WHAT THE TASK ASKS
Give all the lines below again, exactly, with no pictures.

RECORDS FOR THIS EXERCISE
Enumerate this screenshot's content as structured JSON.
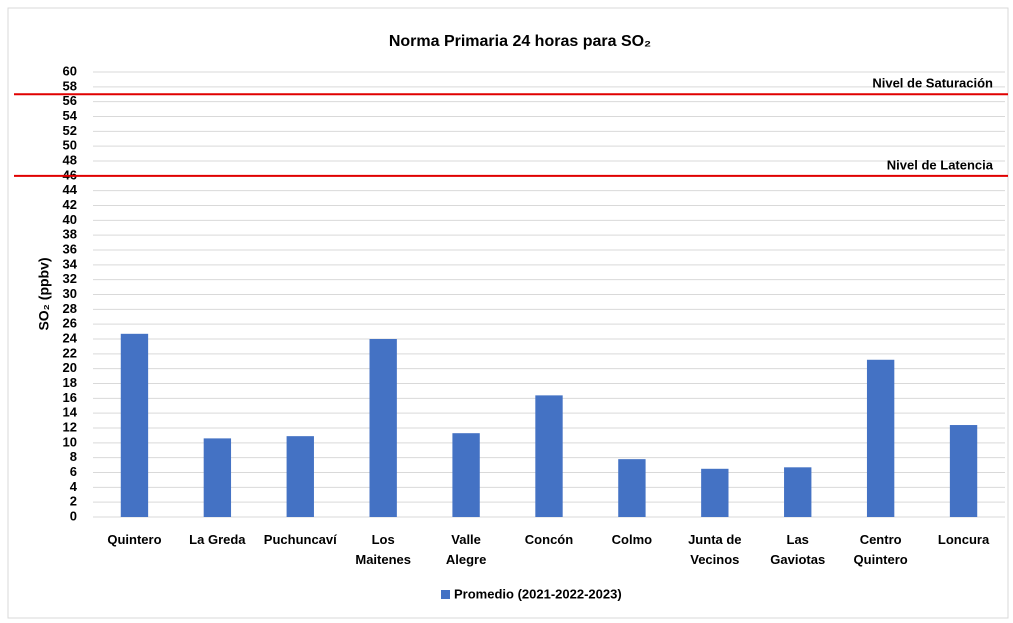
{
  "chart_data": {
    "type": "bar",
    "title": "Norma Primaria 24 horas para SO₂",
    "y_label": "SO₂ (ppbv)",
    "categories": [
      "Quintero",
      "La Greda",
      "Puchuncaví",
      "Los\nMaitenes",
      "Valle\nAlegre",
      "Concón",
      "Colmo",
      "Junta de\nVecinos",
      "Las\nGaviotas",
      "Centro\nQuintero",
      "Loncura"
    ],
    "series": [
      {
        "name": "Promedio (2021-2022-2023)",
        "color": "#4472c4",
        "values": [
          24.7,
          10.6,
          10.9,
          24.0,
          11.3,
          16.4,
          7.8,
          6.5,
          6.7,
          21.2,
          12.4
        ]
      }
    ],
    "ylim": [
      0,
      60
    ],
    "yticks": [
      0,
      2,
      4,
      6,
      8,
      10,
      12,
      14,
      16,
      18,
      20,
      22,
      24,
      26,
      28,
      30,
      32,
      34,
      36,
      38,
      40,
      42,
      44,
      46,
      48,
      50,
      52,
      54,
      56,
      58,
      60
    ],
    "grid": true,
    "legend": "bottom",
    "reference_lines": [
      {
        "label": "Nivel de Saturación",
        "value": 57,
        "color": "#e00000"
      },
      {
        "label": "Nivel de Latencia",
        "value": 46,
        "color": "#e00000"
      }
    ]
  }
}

ANSWER FOR THIS EXERCISE
Enumerate this screenshot's content as structured JSON.
{
  "chart_data": {
    "type": "bar",
    "title": "Norma Primaria 24 horas para SO₂",
    "y_label": "SO₂ (ppbv)",
    "categories": [
      "Quintero",
      "La Greda",
      "Puchuncaví",
      "Los\nMaitenes",
      "Valle\nAlegre",
      "Concón",
      "Colmo",
      "Junta de\nVecinos",
      "Las\nGaviotas",
      "Centro\nQuintero",
      "Loncura"
    ],
    "series": [
      {
        "name": "Promedio (2021-2022-2023)",
        "color": "#4472c4",
        "values": [
          24.7,
          10.6,
          10.9,
          24.0,
          11.3,
          16.4,
          7.8,
          6.5,
          6.7,
          21.2,
          12.4
        ]
      }
    ],
    "ylim": [
      0,
      60
    ],
    "yticks": [
      0,
      2,
      4,
      6,
      8,
      10,
      12,
      14,
      16,
      18,
      20,
      22,
      24,
      26,
      28,
      30,
      32,
      34,
      36,
      38,
      40,
      42,
      44,
      46,
      48,
      50,
      52,
      54,
      56,
      58,
      60
    ],
    "grid": true,
    "legend": "bottom",
    "reference_lines": [
      {
        "label": "Nivel de Saturación",
        "value": 57,
        "color": "#e00000"
      },
      {
        "label": "Nivel de Latencia",
        "value": 46,
        "color": "#e00000"
      }
    ]
  }
}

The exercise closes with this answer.